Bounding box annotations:
Begin
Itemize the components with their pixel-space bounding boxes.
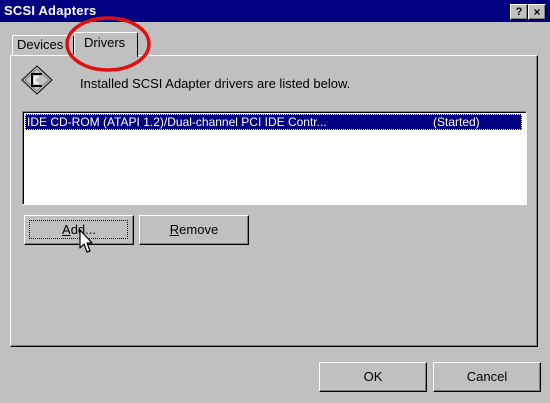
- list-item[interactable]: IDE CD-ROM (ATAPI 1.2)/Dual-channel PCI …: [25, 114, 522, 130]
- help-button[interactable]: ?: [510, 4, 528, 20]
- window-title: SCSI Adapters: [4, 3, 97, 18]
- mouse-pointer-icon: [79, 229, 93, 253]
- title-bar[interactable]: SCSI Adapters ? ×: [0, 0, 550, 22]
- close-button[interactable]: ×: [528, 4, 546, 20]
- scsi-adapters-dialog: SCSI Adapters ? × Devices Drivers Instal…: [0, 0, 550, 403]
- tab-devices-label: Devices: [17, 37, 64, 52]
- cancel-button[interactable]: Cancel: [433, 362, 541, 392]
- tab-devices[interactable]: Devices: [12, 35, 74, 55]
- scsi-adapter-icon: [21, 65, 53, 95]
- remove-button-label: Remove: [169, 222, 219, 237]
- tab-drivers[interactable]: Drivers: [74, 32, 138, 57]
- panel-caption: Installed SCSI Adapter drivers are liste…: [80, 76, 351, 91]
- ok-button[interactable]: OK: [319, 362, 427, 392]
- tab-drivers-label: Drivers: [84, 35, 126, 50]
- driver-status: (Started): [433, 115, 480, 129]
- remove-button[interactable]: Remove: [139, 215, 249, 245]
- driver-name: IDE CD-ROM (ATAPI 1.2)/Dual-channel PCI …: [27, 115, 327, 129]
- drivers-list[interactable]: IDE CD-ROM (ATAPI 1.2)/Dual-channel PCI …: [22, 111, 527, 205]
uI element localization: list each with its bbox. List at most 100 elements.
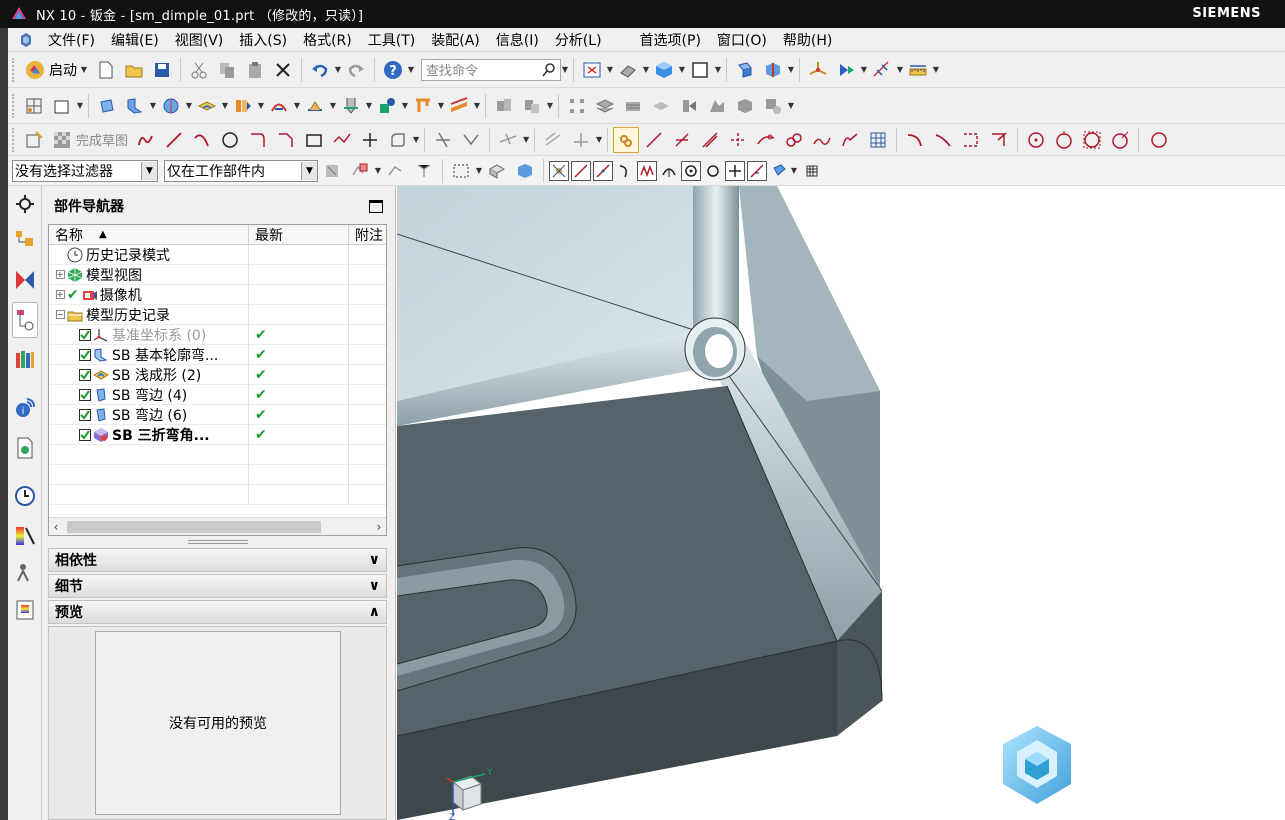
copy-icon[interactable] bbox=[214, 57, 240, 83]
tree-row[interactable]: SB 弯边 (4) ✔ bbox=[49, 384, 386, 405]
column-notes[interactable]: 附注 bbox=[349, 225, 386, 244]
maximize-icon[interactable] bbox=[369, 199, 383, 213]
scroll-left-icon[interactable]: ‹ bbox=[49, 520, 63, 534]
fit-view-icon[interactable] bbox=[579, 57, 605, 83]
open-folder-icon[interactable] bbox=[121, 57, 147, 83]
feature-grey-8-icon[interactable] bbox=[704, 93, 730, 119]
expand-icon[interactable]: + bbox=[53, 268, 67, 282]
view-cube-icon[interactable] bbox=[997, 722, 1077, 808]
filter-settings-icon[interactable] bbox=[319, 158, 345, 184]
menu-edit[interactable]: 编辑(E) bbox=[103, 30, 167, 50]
End
§ Written instruction: Arrange the records as a Markdown table with two columns, "Row" for the row number and "Line" for the line, dropping any blank lines. Leave out the pictures.

§ Problem solution:
| Row | Line |
|---|---|
| 1 | Itemize the components with their pixel-space bounding boxes. |
| 2 | - list-item[interactable]: IDE CD-ROM (ATAPI 1.2)/Dual-channel PCI …: [25, 114, 522, 130] |
| 3 | - help-button[interactable]: ?: [510, 4, 528, 20] |
| 4 | - window-title: SCSI Adapters: [4, 3, 97, 18] |
| 5 | - mouse-pointer-icon: [79, 229, 93, 253] |
| 6 | - title-bar[interactable]: SCSI Adapters ? ×: [0, 0, 550, 22] |
| 7 | - close-button[interactable]: ×: [528, 4, 546, 20] |
| 8 | - scsi-adapters-dialog: SCSI Adapters ? × Devices Drivers Instal…: [0, 0, 550, 403] |
| 9 | - tab-devices-label: Devices: [17, 37, 64, 52] |
| 10 | - cancel-button[interactable]: Cancel: [433, 362, 541, 392] |
| 11 | - tab-devices[interactable]: Devices: [12, 35, 74, 55] |
| 12 | - scsi-adapter-icon: [21, 65, 53, 95] |
| 13 | - remove-button-label: Remove: [169, 222, 219, 237] |
| 14 | - tab-drivers[interactable]: Drivers: [74, 32, 138, 57] |
| 15 | - panel-caption: Installed SCSI Adapter drivers are liste…: [80, 76, 351, 91] |
| 16 | - ok-button[interactable]: OK: [319, 362, 427, 392] |
| 17 | - tab-drivers-label: Drivers: [84, 35, 126, 50] |
| 18 | - driver-status: (Started): [433, 115, 480, 129] |
| 19 | - remove-button[interactable]: Remove: [139, 215, 249, 245] |
| 20 | - driver-name: IDE CD-ROM (ATAPI 1.2)/Dual-channel PCI …: [27, 115, 327, 129] |
| 21 | - drivers-list[interactable]: IDE CD-ROM (ATAPI 1.2)/Dual-channel PCI …: [22, 111, 527, 205] |
| 22 | uI element localization: list each with its bbox. List at most 100 elements. |
| 23 | copy-icon[interactable] bbox=[214, 57, 240, 83] |
| 24 | tree-row[interactable]: SB 弯边 (4) ✔ bbox=[49, 384, 386, 405] |
| 25 | column-notes[interactable]: 附注 bbox=[349, 225, 386, 244] |
| 26 | maximize-icon[interactable] bbox=[369, 199, 383, 213] |
| 27 | scroll-left-icon[interactable]: ‹ bbox=[49, 520, 63, 534] |
| 28 | fit-view-icon[interactable] bbox=[579, 57, 605, 83] |
| 29 | open-folder-icon[interactable] bbox=[121, 57, 147, 83] |
| 30 | feature-grey-8-icon[interactable] bbox=[704, 93, 730, 119] |
| 31 | expand-icon[interactable]: + bbox=[53, 268, 67, 282] |
| 32 | view-cube-icon[interactable] bbox=[997, 722, 1077, 808] |
| 33 | filter-settings-icon[interactable] bbox=[319, 158, 345, 184] |
| 34 | menu-edit[interactable]: 编辑(E) bbox=[103, 30, 167, 50] |